■ Instructions to follow: Gather every line holding the string "Address".

■ Task inputs:
- - -

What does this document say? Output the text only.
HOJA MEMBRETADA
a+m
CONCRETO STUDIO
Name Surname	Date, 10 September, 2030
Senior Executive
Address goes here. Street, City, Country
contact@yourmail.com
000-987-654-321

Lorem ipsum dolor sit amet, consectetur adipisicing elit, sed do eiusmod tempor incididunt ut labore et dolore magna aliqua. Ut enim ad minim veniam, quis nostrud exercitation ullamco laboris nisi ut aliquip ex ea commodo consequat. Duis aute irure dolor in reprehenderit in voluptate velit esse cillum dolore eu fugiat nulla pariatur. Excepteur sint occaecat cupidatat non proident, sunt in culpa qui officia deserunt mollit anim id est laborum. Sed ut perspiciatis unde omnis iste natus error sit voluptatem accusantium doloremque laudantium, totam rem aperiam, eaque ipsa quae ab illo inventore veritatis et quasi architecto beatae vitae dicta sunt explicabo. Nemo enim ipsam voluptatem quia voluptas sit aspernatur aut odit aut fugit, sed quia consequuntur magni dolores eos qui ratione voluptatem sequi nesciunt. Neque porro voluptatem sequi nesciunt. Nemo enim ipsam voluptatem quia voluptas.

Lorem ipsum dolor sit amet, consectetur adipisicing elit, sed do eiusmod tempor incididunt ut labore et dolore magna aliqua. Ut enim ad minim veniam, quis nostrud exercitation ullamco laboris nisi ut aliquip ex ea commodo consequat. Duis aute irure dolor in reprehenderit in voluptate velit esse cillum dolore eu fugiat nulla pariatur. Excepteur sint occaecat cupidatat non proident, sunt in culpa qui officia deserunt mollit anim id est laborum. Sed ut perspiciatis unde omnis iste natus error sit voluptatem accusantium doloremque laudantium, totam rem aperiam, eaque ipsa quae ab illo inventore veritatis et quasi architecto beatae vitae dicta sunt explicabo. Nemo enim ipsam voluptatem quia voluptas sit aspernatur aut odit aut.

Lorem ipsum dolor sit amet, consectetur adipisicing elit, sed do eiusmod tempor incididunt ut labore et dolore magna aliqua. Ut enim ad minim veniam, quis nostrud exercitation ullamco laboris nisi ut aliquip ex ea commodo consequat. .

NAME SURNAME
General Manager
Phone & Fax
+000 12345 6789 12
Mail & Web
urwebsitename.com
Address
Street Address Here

- - -

■ Written response:
Address goes here. Street, City, Country
Address
Street Address Here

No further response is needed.